In the entries below, find the line containing "Enumerate this screenshot's". Copy it and all lines after it, exactly, through the end.
★ ★ ★ ★
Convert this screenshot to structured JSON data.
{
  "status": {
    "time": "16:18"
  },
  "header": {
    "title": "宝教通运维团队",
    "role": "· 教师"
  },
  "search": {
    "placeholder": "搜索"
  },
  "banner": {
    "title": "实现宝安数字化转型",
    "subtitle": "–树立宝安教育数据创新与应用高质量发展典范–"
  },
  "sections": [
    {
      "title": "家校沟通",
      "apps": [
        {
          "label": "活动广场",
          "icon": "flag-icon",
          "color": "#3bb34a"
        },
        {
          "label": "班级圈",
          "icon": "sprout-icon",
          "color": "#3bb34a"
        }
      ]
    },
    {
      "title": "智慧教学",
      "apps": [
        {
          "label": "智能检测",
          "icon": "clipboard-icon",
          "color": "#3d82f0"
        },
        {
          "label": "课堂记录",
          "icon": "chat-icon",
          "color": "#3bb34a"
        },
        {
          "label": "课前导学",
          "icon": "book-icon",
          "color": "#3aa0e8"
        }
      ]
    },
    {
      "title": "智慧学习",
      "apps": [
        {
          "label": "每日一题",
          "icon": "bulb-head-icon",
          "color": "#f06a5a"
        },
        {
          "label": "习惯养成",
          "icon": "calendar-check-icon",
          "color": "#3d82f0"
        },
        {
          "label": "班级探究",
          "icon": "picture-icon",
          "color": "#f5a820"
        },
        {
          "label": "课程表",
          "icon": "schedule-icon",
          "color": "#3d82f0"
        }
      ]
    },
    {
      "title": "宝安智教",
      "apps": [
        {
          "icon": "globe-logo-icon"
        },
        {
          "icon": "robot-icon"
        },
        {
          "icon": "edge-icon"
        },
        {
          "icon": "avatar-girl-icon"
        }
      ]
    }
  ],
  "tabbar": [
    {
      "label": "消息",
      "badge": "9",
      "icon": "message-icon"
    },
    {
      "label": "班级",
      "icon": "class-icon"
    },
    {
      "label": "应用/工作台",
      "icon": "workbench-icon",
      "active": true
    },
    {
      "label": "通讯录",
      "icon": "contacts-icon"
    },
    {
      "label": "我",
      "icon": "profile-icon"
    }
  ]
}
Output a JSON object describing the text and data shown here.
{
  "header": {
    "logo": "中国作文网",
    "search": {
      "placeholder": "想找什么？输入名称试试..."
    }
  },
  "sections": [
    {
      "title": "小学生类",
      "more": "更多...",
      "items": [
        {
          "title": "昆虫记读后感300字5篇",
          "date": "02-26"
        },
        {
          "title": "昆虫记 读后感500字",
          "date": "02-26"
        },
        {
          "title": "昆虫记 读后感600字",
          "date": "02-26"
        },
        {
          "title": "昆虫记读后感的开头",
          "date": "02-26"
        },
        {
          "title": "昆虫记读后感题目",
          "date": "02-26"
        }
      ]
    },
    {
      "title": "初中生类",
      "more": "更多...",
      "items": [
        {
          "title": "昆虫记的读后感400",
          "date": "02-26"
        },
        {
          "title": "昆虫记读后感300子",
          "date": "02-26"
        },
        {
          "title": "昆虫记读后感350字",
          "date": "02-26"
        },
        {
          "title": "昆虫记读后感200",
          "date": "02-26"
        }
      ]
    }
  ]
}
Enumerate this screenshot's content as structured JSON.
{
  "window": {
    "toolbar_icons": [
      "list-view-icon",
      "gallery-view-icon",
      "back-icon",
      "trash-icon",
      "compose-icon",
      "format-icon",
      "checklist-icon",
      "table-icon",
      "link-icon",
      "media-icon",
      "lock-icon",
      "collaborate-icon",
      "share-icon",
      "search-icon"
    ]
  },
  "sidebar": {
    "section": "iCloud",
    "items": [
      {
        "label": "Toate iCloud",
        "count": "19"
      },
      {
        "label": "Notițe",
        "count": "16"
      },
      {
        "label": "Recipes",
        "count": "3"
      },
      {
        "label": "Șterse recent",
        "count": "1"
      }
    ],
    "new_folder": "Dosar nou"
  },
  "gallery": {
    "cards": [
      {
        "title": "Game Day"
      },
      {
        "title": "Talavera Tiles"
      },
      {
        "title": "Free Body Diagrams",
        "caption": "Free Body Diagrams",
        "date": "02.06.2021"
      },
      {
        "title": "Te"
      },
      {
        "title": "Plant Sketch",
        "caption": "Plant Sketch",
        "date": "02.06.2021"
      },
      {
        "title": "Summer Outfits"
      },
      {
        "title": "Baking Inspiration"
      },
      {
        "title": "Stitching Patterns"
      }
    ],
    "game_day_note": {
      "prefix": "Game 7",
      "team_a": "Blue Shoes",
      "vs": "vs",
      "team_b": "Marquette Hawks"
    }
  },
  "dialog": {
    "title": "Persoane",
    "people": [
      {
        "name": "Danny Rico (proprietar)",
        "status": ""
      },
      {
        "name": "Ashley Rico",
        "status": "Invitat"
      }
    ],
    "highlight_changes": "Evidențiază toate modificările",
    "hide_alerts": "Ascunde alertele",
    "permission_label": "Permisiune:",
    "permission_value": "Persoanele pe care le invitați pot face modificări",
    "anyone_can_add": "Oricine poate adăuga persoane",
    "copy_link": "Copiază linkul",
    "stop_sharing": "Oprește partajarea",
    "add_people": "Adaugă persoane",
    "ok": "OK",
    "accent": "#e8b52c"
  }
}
★ ★ ★ ★
RESULT ::
Enumerate this screenshot's content as structured JSON.
{
  "window": {
    "toolbar_icons": [
      "list-view-icon",
      "gallery-view-icon",
      "back-icon",
      "trash-icon",
      "compose-icon",
      "format-icon",
      "checklist-icon",
      "table-icon",
      "link-icon",
      "media-icon",
      "lock-icon",
      "collaborate-icon",
      "share-icon",
      "search-icon"
    ]
  },
  "sidebar": {
    "section": "iCloud",
    "items": [
      {
        "label": "Toate iCloud",
        "count": "19"
      },
      {
        "label": "Notițe",
        "count": "16"
      },
      {
        "label": "Recipes",
        "count": "3"
      },
      {
        "label": "Șterse recent",
        "count": "1"
      }
    ],
    "new_folder": "Dosar nou"
  },
  "gallery": {
    "cards": [
      {
        "title": "Game Day"
      },
      {
        "title": "Talavera Tiles"
      },
      {
        "title": "Free Body Diagrams",
        "caption": "Free Body Diagrams",
        "date": "02.06.2021"
      },
      {
        "title": "Te"
      },
      {
        "title": "Plant Sketch",
        "caption": "Plant Sketch",
        "date": "02.06.2021"
      },
      {
        "title": "Summer Outfits"
      },
      {
        "title": "Baking Inspiration"
      },
      {
        "title": "Stitching Patterns"
      }
    ],
    "game_day_note": {
      "prefix": "Game 7",
      "team_a": "Blue Shoes",
      "vs": "vs",
      "team_b": "Marquette Hawks"
    }
  },
  "dialog": {
    "title": "Persoane",
    "people": [
      {
        "name": "Danny Rico (proprietar)",
        "status": ""
      },
      {
        "name": "Ashley Rico",
        "status": "Invitat"
      }
    ],
    "highlight_changes": "Evidențiază toate modificările",
    "hide_alerts": "Ascunde alertele",
    "permission_label": "Permisiune:",
    "permission_value": "Persoanele pe care le invitați pot face modificări",
    "anyone_can_add": "Oricine poate adăuga persoane",
    "copy_link": "Copiază linkul",
    "stop_sharing": "Oprește partajarea",
    "add_people": "Adaugă persoane",
    "ok": "OK",
    "accent": "#e8b52c"
  }
}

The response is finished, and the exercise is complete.